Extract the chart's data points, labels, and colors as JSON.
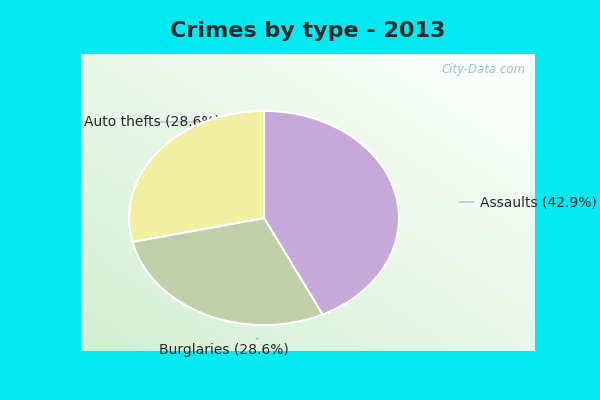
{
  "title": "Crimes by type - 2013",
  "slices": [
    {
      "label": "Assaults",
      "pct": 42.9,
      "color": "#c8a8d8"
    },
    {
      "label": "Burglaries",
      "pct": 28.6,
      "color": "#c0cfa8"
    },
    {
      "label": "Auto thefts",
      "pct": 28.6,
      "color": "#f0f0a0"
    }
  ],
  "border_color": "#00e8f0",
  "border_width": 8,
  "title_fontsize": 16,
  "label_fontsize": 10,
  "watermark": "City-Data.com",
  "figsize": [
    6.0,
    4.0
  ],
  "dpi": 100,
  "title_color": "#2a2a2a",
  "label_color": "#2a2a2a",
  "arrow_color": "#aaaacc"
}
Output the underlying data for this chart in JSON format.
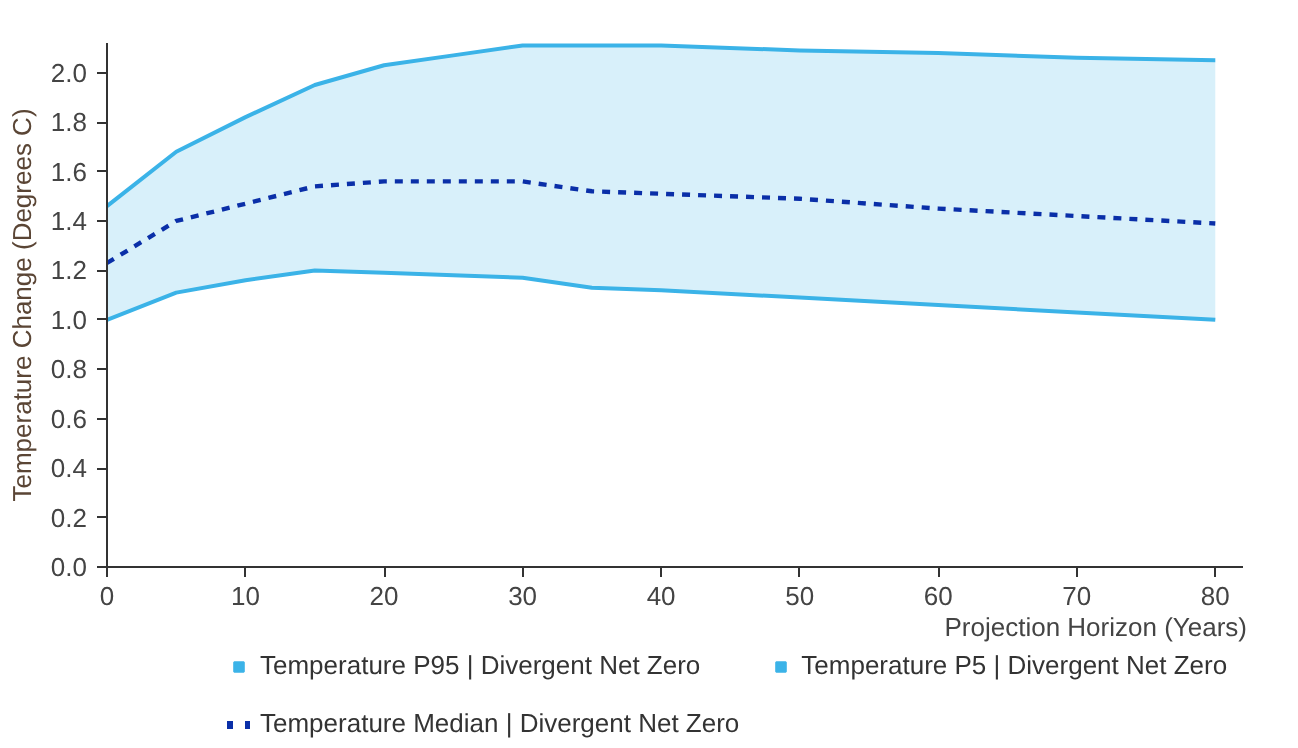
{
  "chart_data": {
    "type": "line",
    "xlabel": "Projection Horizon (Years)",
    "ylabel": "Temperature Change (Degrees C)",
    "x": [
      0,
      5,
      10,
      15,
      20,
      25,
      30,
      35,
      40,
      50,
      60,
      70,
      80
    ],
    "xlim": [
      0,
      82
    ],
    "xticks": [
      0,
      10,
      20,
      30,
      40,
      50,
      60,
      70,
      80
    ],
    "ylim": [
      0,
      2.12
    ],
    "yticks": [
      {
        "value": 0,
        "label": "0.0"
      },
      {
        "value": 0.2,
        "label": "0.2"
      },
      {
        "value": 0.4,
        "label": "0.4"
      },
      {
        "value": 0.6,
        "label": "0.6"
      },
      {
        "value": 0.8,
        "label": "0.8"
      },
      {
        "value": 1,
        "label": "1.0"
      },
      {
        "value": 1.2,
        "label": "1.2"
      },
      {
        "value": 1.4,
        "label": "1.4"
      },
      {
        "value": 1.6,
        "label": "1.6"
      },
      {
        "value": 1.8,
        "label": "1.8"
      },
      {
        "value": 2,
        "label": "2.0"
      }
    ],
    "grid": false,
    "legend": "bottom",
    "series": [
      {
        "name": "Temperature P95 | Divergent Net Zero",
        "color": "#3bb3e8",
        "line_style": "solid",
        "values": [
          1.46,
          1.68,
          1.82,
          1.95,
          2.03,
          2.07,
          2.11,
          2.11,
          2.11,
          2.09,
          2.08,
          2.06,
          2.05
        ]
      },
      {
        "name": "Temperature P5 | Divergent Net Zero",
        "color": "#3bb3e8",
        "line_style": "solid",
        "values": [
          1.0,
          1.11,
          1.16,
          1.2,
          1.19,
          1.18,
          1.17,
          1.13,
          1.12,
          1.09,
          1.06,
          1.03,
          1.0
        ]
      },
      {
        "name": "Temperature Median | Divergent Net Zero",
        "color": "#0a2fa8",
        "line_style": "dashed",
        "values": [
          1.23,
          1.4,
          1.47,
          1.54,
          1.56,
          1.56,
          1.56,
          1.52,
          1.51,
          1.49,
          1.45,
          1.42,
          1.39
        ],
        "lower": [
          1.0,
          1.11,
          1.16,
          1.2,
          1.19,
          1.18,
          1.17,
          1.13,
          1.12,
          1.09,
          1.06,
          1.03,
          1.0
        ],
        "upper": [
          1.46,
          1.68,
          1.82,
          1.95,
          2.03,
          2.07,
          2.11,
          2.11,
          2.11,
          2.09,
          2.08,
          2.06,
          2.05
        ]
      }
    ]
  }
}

--

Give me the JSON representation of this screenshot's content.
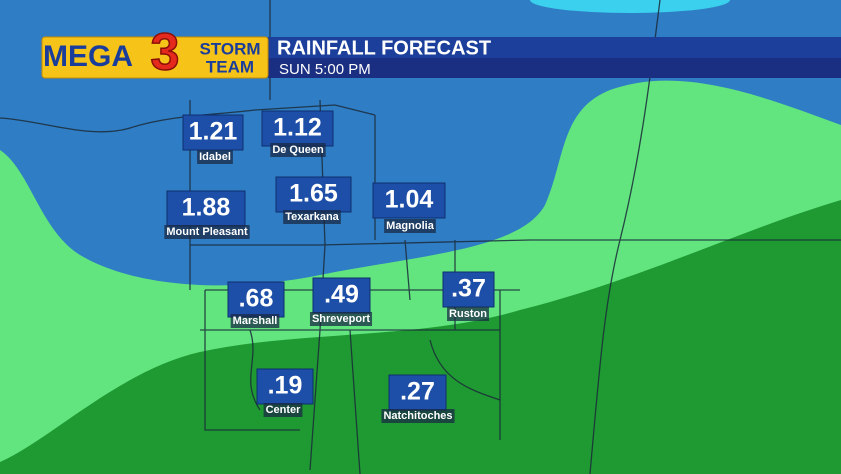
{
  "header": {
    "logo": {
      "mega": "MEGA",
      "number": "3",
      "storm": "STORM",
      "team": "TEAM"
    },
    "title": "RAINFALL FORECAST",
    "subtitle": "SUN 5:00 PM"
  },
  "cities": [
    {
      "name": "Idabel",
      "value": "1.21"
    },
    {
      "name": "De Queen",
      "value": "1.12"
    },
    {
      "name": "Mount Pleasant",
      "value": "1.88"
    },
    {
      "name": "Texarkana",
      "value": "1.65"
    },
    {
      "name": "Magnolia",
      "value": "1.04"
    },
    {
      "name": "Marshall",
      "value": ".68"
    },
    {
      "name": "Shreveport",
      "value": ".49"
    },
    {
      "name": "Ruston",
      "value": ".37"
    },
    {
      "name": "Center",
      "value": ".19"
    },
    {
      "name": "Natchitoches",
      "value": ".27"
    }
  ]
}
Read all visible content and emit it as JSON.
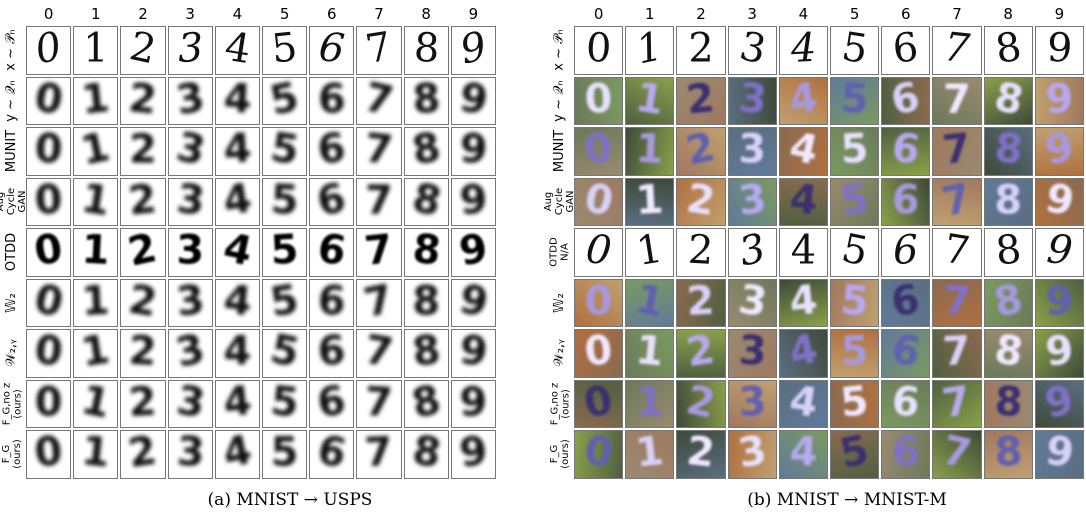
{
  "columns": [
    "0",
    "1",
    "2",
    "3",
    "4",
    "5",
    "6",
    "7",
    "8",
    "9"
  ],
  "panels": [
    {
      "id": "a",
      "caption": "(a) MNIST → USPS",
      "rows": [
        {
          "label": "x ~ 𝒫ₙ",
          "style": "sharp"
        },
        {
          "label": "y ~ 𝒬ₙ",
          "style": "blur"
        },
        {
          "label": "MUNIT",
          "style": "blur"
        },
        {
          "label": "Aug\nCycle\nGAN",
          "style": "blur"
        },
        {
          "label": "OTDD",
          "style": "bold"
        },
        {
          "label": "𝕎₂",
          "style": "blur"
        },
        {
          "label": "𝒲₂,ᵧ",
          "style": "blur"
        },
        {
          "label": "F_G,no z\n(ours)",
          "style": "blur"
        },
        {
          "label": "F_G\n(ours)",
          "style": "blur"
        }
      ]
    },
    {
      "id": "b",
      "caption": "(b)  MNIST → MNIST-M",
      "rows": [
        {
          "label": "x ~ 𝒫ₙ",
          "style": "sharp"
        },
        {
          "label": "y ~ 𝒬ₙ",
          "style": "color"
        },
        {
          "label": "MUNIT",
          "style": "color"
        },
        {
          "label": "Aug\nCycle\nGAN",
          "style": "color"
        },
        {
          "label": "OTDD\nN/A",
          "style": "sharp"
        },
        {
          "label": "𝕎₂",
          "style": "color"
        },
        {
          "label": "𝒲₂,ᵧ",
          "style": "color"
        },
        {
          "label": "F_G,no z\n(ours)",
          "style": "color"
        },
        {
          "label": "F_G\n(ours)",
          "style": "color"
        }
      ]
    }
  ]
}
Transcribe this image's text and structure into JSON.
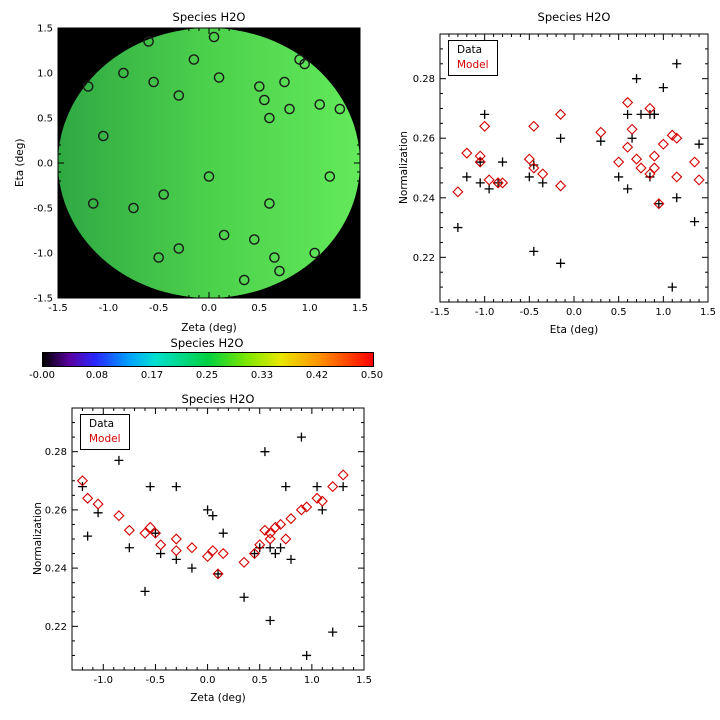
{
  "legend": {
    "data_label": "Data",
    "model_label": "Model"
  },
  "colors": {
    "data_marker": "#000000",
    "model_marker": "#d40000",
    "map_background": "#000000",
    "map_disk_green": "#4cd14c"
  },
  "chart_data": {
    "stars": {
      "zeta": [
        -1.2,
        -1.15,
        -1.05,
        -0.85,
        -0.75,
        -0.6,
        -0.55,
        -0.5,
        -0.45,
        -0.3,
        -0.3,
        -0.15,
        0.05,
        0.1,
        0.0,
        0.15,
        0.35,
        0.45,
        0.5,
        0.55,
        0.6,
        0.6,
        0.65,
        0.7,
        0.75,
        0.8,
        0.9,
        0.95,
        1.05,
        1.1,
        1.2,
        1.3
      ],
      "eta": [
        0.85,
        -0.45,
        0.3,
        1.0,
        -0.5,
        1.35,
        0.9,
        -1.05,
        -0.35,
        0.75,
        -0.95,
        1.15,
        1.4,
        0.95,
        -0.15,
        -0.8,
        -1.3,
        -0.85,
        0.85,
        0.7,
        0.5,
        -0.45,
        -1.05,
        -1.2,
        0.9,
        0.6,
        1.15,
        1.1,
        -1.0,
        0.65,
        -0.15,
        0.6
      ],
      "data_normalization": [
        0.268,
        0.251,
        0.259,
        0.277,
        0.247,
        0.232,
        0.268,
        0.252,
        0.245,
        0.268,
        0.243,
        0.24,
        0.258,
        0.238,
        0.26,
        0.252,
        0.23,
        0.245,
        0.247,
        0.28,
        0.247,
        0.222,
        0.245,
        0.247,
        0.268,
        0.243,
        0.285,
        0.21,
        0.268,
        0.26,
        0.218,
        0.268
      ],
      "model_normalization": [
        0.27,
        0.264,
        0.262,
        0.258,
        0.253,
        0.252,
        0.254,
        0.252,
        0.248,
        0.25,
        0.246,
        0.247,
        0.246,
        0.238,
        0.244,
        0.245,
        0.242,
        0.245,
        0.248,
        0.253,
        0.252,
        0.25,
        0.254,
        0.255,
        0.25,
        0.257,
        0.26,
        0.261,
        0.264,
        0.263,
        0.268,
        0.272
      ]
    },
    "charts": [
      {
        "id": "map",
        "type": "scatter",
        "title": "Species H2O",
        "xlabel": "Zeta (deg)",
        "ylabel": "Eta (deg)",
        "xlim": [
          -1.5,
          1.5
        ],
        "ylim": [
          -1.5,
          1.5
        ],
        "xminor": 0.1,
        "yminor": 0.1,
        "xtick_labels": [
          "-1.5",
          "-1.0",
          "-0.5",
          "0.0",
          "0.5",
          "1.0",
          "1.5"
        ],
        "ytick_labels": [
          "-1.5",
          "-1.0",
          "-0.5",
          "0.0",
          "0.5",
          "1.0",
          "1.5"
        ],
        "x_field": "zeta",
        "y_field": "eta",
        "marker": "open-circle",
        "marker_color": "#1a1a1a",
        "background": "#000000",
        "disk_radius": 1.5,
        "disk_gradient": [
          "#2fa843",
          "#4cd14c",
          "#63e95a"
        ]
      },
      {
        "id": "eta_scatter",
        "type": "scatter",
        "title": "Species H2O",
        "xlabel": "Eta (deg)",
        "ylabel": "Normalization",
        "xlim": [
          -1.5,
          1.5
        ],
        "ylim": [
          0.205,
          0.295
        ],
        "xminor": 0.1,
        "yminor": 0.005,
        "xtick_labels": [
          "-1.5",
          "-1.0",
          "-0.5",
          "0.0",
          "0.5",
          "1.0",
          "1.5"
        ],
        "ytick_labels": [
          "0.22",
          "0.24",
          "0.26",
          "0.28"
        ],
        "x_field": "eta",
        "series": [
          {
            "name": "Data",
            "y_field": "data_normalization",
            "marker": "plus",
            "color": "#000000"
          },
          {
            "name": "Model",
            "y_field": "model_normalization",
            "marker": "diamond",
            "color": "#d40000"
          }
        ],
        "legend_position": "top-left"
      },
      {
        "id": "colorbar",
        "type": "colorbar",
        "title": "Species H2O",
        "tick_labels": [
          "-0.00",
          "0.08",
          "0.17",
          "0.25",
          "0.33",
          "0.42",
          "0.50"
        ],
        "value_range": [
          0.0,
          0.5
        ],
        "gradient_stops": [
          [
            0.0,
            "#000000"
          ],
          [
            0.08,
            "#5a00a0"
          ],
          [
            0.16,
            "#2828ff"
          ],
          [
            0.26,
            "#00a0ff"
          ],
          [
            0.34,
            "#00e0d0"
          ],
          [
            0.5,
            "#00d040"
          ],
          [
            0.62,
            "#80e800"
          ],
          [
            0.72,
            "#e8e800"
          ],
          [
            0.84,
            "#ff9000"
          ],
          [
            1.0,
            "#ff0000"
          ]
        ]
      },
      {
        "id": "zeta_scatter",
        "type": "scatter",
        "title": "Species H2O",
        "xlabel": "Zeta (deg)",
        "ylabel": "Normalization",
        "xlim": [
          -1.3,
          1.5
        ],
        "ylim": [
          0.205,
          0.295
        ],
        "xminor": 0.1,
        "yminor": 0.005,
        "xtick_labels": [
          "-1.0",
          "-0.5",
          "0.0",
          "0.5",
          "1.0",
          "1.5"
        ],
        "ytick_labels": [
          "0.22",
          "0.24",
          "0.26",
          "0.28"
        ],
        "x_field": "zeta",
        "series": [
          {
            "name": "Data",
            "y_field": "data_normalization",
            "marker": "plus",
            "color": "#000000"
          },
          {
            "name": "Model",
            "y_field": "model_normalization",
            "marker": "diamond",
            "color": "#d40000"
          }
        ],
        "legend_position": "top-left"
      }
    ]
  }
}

__TASK TO CARRY OUT__.
Reproduce every line from the entries that holds the word "Divergent".

__FULL RESPONSE__.
        "name": "Temperature P95 | Divergent Net Zero",
        "name": "Temperature P5 | Divergent Net Zero",
        "name": "Temperature Median | Divergent Net Zero",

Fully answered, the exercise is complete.